━━ Data entries

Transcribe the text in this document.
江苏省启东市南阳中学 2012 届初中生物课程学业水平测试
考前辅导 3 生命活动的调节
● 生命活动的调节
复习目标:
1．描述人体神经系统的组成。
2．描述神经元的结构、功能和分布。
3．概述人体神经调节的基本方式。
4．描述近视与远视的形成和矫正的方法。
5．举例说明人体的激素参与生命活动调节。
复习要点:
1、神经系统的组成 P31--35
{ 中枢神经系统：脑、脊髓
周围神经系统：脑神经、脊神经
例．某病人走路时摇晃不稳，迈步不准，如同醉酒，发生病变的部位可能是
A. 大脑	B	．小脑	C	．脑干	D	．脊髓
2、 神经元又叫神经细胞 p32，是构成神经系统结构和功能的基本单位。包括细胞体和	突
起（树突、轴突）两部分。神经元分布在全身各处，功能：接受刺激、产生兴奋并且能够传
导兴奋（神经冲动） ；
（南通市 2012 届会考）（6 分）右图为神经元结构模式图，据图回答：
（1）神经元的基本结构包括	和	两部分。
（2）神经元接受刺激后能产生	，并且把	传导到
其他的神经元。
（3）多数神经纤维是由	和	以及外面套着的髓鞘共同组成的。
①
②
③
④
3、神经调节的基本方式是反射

━━━━

- [Job]:
Write the entire listing out again, word for word.

- [Worked solution]:
Transcribe the text in this document.
江苏省启东市南阳中学 2012 届初中生物课程学业水平测试
考前辅导 3 生命活动的调节
● 生命活动的调节
复习目标:
1．描述人体神经系统的组成。
2．描述神经元的结构、功能和分布。
3．概述人体神经调节的基本方式。
4．描述近视与远视的形成和矫正的方法。
5．举例说明人体的激素参与生命活动调节。
复习要点:
1、神经系统的组成 P31--35
{ 中枢神经系统：脑、脊髓
周围神经系统：脑神经、脊神经
例．某病人走路时摇晃不稳，迈步不准，如同醉酒，发生病变的部位可能是
A. 大脑	B	．小脑	C	．脑干	D	．脊髓
2、 神经元又叫神经细胞 p32，是构成神经系统结构和功能的基本单位。包括细胞体和	突
起（树突、轴突）两部分。神经元分布在全身各处，功能：接受刺激、产生兴奋并且能够传
导兴奋（神经冲动） ；
（南通市 2012 届会考）（6 分）右图为神经元结构模式图，据图回答：
（1）神经元的基本结构包括	和	两部分。
（2）神经元接受刺激后能产生	，并且把	传导到
其他的神经元。
（3）多数神经纤维是由	和	以及外面套着的髓鞘共同组成的。
①
②
③
④
3、神经调节的基本方式是反射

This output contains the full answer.